-- BEGIN Data lines --

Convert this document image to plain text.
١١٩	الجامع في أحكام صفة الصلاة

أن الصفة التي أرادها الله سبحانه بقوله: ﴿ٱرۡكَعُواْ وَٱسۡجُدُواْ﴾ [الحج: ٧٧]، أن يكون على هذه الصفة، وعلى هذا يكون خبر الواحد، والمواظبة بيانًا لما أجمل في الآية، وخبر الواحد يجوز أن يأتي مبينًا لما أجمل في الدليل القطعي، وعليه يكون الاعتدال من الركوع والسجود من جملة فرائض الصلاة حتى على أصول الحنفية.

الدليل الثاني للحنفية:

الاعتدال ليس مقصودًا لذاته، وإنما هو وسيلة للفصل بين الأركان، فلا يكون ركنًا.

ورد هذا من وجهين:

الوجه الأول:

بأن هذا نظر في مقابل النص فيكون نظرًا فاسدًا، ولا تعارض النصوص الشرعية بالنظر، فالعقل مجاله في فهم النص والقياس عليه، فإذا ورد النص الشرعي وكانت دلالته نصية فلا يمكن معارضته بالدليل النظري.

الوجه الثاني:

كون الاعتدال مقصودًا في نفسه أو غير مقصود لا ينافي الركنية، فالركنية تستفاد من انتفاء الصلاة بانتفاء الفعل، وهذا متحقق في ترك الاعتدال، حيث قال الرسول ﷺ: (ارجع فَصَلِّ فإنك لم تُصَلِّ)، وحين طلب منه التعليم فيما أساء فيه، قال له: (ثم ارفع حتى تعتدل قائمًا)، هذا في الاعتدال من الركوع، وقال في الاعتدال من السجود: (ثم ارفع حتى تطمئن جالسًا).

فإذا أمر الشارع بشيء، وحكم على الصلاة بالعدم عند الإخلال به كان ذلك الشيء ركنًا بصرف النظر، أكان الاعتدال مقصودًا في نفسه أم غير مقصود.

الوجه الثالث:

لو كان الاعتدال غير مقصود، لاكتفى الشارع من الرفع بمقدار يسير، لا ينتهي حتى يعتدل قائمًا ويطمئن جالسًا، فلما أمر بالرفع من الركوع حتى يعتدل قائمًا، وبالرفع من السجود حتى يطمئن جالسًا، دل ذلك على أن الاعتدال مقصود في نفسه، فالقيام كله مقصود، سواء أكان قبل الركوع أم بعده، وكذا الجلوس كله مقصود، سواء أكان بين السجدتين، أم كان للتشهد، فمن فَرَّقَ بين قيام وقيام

-- END Data lines --

- Your objective -
Recopy the entries above exactly, with every line included.

- Answer to this problem -
Convert this document image to plain text.
١١٩	الجامع في أحكام صفة الصلاة

أن الصفة التي أرادها الله سبحانه بقوله: ﴿ٱرۡكَعُواْ وَٱسۡجُدُواْ﴾ [الحج: ٧٧]، أن يكون على هذه الصفة، وعلى هذا يكون خبر الواحد، والمواظبة بيانًا لما أجمل في الآية، وخبر الواحد يجوز أن يأتي مبينًا لما أجمل في الدليل القطعي، وعليه يكون الاعتدال من الركوع والسجود من جملة فرائض الصلاة حتى على أصول الحنفية.

الدليل الثاني للحنفية:

الاعتدال ليس مقصودًا لذاته، وإنما هو وسيلة للفصل بين الأركان، فلا يكون ركنًا.

ورد هذا من وجهين:

الوجه الأول:

بأن هذا نظر في مقابل النص فيكون نظرًا فاسدًا، ولا تعارض النصوص الشرعية بالنظر، فالعقل مجاله في فهم النص والقياس عليه، فإذا ورد النص الشرعي وكانت دلالته نصية فلا يمكن معارضته بالدليل النظري.

الوجه الثاني:

كون الاعتدال مقصودًا في نفسه أو غير مقصود لا ينافي الركنية، فالركنية تستفاد من انتفاء الصلاة بانتفاء الفعل، وهذا متحقق في ترك الاعتدال، حيث قال الرسول ﷺ: (ارجع فَصَلِّ فإنك لم تُصَلِّ)، وحين طلب منه التعليم فيما أساء فيه، قال له: (ثم ارفع حتى تعتدل قائمًا)، هذا في الاعتدال من الركوع، وقال في الاعتدال من السجود: (ثم ارفع حتى تطمئن جالسًا).

فإذا أمر الشارع بشيء، وحكم على الصلاة بالعدم عند الإخلال به كان ذلك الشيء ركنًا بصرف النظر، أكان الاعتدال مقصودًا في نفسه أم غير مقصود.

الوجه الثالث:

لو كان الاعتدال غير مقصود، لاكتفى الشارع من الرفع بمقدار يسير، لا ينتهي حتى يعتدل قائمًا ويطمئن جالسًا، فلما أمر بالرفع من الركوع حتى يعتدل قائمًا، وبالرفع من السجود حتى يطمئن جالسًا، دل ذلك على أن الاعتدال مقصود في نفسه، فالقيام كله مقصود، سواء أكان قبل الركوع أم بعده، وكذا الجلوس كله مقصود، سواء أكان بين السجدتين، أم كان للتشهد، فمن فَرَّقَ بين قيام وقيام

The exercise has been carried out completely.